> _SUPPLIED ENTRIES_:
— begin —

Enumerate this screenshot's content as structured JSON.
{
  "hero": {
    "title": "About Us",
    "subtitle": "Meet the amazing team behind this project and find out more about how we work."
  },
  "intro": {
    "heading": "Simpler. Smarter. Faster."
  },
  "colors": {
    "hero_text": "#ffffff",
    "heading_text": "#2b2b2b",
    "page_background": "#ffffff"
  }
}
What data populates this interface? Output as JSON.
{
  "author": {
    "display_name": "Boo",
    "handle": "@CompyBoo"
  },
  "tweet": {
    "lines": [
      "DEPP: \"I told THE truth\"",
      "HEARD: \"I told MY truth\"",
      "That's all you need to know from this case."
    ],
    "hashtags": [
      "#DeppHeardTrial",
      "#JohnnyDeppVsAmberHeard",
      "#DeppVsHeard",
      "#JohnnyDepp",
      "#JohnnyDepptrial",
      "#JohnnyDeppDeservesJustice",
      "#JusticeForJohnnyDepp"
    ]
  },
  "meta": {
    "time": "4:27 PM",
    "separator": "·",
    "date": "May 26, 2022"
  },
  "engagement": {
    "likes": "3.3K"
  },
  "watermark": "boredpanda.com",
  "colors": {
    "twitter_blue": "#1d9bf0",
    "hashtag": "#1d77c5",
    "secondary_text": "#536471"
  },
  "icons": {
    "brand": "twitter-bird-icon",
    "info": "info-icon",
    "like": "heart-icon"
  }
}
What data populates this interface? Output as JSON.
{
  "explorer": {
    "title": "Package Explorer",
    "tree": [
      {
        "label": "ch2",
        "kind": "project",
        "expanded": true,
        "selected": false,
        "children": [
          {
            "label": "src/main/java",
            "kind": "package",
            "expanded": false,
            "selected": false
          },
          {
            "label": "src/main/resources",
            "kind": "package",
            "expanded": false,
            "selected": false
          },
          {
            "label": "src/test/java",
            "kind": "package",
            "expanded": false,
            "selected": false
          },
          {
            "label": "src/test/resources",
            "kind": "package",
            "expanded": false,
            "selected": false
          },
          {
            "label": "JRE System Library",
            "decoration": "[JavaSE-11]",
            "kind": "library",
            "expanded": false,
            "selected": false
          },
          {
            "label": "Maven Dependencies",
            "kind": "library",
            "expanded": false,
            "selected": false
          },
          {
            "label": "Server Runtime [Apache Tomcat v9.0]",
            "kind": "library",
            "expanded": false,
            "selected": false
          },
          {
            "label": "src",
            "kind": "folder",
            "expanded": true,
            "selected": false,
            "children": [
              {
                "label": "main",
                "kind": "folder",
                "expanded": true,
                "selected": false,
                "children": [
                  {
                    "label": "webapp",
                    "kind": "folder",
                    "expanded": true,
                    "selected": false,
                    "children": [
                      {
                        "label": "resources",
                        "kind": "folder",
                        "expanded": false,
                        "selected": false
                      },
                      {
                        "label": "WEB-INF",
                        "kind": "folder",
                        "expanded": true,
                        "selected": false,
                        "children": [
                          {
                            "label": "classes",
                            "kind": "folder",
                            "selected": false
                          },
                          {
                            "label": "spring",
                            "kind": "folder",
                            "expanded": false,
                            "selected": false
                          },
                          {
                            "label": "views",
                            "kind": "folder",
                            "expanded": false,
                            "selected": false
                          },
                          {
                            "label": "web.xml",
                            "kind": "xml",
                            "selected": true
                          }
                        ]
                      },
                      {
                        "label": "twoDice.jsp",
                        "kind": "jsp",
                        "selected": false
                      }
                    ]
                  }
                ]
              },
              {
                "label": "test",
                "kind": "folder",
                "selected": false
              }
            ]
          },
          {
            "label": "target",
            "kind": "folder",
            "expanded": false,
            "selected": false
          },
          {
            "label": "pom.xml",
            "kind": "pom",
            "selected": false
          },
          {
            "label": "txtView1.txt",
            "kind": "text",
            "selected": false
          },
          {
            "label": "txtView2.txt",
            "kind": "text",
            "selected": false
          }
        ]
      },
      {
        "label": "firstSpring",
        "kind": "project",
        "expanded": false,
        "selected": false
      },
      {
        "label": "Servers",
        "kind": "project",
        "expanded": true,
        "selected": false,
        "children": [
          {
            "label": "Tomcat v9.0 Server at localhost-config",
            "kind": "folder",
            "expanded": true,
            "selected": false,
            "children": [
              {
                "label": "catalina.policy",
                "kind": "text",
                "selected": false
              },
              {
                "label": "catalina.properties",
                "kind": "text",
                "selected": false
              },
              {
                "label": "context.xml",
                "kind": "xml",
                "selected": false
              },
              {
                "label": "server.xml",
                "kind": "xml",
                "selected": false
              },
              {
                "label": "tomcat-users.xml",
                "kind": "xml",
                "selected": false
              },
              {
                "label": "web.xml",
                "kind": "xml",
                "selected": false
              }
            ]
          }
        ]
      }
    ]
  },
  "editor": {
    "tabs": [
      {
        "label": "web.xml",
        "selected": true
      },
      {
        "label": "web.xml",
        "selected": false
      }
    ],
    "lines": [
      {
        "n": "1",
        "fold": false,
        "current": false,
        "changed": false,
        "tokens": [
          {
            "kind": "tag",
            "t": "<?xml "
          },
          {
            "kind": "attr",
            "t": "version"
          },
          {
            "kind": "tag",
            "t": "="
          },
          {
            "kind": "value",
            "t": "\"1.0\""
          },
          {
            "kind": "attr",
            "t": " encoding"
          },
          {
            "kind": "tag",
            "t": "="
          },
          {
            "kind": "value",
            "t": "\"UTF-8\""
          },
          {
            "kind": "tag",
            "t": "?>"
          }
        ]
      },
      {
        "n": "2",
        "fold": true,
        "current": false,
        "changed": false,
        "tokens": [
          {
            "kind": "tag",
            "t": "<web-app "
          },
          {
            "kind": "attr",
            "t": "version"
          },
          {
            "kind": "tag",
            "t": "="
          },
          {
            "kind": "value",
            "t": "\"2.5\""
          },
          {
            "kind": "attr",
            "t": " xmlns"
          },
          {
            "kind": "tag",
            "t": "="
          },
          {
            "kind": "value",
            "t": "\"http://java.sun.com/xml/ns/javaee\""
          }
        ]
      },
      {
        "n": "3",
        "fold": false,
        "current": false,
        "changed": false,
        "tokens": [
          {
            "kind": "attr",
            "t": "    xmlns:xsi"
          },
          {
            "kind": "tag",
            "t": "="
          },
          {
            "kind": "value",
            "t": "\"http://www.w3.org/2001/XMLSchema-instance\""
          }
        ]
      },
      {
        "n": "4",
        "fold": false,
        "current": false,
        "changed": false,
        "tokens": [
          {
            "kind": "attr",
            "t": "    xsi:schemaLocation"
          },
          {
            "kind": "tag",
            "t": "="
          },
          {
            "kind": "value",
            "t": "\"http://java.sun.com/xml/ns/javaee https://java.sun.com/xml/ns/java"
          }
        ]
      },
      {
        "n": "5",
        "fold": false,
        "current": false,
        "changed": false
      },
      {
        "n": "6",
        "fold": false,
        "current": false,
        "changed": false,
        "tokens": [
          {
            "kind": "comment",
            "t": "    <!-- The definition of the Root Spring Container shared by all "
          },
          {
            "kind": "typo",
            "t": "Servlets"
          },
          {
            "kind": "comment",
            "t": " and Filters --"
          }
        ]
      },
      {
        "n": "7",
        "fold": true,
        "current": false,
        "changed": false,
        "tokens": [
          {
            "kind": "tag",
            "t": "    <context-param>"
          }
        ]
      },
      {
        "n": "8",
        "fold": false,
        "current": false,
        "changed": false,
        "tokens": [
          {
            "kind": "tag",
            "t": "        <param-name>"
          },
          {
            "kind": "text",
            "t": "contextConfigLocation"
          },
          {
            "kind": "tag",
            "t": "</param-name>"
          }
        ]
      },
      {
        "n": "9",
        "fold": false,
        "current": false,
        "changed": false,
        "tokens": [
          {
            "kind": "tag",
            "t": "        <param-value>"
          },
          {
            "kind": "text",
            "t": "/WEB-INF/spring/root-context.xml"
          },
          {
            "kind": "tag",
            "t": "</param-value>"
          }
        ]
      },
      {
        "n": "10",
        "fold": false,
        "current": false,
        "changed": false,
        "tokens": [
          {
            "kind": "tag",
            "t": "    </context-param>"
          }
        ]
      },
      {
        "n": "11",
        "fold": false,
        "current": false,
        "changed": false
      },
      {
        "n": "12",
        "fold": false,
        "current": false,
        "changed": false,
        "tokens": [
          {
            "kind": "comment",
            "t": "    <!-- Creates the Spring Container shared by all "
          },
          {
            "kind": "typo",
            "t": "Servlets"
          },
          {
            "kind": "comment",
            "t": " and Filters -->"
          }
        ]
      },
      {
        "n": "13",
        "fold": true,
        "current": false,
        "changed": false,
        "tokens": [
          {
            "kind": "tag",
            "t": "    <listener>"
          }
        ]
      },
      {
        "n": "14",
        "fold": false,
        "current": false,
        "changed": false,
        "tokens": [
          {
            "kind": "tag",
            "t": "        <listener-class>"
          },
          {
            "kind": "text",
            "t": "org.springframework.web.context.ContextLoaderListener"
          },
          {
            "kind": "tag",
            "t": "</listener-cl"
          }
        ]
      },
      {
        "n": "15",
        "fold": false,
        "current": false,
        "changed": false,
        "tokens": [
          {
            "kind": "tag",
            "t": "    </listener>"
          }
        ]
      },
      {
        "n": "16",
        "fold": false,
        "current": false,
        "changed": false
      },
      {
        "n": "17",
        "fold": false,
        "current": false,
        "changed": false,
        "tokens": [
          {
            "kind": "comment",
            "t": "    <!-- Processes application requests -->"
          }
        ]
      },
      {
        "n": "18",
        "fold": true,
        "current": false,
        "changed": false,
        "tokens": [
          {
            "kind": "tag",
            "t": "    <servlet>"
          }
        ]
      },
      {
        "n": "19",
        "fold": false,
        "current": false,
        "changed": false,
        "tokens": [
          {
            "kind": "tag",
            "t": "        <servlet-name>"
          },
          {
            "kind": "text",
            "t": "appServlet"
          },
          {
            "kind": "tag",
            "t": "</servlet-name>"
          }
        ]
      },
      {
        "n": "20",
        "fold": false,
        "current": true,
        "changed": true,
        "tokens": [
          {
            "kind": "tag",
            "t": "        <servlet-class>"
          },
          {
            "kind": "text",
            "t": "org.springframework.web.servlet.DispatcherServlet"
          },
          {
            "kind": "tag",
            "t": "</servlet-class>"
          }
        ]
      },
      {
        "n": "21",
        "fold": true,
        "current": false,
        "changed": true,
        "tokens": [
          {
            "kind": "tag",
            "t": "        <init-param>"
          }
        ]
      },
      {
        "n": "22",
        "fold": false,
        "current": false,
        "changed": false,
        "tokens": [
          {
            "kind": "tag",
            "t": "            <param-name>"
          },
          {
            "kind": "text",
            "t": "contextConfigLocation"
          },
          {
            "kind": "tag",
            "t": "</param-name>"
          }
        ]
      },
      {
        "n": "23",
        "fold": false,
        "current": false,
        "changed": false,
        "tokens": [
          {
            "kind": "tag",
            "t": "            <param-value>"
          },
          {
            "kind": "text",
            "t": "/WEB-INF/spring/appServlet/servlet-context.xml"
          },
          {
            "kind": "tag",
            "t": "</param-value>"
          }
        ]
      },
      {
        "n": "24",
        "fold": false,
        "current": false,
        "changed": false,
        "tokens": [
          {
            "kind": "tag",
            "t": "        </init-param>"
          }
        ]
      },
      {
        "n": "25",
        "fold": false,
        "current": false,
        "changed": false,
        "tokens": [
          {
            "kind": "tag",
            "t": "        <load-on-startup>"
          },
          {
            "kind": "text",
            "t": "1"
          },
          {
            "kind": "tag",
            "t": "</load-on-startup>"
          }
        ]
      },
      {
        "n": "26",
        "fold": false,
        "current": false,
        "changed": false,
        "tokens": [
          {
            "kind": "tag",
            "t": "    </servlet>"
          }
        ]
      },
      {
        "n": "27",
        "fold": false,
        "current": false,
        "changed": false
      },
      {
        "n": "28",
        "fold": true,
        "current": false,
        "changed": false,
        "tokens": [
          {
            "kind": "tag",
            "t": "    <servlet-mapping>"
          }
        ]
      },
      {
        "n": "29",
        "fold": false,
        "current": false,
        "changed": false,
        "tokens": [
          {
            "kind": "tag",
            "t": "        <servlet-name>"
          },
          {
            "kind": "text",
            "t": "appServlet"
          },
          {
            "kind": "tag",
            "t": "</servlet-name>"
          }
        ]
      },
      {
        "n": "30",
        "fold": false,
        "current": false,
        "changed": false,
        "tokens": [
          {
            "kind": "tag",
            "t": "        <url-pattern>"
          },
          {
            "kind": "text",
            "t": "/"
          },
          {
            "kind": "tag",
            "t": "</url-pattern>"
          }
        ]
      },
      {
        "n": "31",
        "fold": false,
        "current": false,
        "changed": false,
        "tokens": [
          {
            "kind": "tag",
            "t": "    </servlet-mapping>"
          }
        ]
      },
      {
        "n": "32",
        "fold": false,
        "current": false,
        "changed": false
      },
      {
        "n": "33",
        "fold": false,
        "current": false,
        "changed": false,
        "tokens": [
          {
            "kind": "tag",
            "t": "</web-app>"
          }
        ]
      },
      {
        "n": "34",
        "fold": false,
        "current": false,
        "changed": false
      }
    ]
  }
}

— end —

Only the number is needed here: how many lines of the records contain "resources"?

> _TASK RESULT_: 3